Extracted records
--------------------
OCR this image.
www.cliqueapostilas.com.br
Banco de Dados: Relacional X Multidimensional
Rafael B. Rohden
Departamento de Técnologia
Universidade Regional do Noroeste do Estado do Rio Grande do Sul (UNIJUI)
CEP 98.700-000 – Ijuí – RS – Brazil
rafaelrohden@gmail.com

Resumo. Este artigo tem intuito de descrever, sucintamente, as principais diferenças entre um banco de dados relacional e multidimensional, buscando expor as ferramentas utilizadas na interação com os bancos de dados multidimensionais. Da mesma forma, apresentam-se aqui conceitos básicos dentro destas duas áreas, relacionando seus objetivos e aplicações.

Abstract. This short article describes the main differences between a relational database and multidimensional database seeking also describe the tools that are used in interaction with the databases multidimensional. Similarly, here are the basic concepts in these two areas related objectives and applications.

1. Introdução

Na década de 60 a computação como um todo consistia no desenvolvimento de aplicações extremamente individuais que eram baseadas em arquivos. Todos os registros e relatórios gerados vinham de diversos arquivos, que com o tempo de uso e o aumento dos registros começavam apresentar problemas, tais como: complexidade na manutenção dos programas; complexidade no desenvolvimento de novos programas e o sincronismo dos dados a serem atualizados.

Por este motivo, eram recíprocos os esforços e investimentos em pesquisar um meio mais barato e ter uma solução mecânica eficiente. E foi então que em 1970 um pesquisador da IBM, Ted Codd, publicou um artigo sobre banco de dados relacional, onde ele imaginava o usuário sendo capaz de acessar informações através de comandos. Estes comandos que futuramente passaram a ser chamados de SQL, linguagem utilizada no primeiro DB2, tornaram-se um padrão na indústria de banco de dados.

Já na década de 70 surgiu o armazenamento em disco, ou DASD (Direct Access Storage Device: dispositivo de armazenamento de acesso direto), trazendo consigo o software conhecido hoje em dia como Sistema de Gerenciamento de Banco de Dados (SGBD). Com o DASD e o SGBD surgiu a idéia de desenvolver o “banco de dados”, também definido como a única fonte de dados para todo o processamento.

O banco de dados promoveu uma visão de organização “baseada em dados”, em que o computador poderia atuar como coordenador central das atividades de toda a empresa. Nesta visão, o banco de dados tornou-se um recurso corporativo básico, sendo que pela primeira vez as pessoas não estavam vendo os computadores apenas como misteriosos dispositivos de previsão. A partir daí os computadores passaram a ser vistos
--------------------
Aim of the exercise ::
Write out the complete set of records exactly as given.

Complete output ::
OCR this image.
www.cliqueapostilas.com.br
Banco de Dados: Relacional X Multidimensional
Rafael B. Rohden
Departamento de Técnologia
Universidade Regional do Noroeste do Estado do Rio Grande do Sul (UNIJUI)
CEP 98.700-000 – Ijuí – RS – Brazil
rafaelrohden@gmail.com

Resumo. Este artigo tem intuito de descrever, sucintamente, as principais diferenças entre um banco de dados relacional e multidimensional, buscando expor as ferramentas utilizadas na interação com os bancos de dados multidimensionais. Da mesma forma, apresentam-se aqui conceitos básicos dentro destas duas áreas, relacionando seus objetivos e aplicações.

Abstract. This short article describes the main differences between a relational database and multidimensional database seeking also describe the tools that are used in interaction with the databases multidimensional. Similarly, here are the basic concepts in these two areas related objectives and applications.

1. Introdução

Na década de 60 a computação como um todo consistia no desenvolvimento de aplicações extremamente individuais que eram baseadas em arquivos. Todos os registros e relatórios gerados vinham de diversos arquivos, que com o tempo de uso e o aumento dos registros começavam apresentar problemas, tais como: complexidade na manutenção dos programas; complexidade no desenvolvimento de novos programas e o sincronismo dos dados a serem atualizados.

Por este motivo, eram recíprocos os esforços e investimentos em pesquisar um meio mais barato e ter uma solução mecânica eficiente. E foi então que em 1970 um pesquisador da IBM, Ted Codd, publicou um artigo sobre banco de dados relacional, onde ele imaginava o usuário sendo capaz de acessar informações através de comandos. Estes comandos que futuramente passaram a ser chamados de SQL, linguagem utilizada no primeiro DB2, tornaram-se um padrão na indústria de banco de dados.

Já na década de 70 surgiu o armazenamento em disco, ou DASD (Direct Access Storage Device: dispositivo de armazenamento de acesso direto), trazendo consigo o software conhecido hoje em dia como Sistema de Gerenciamento de Banco de Dados (SGBD). Com o DASD e o SGBD surgiu a idéia de desenvolver o “banco de dados”, também definido como a única fonte de dados para todo o processamento.

O banco de dados promoveu uma visão de organização “baseada em dados”, em que o computador poderia atuar como coordenador central das atividades de toda a empresa. Nesta visão, o banco de dados tornou-se um recurso corporativo básico, sendo que pela primeira vez as pessoas não estavam vendo os computadores apenas como misteriosos dispositivos de previsão. A partir daí os computadores passaram a ser vistos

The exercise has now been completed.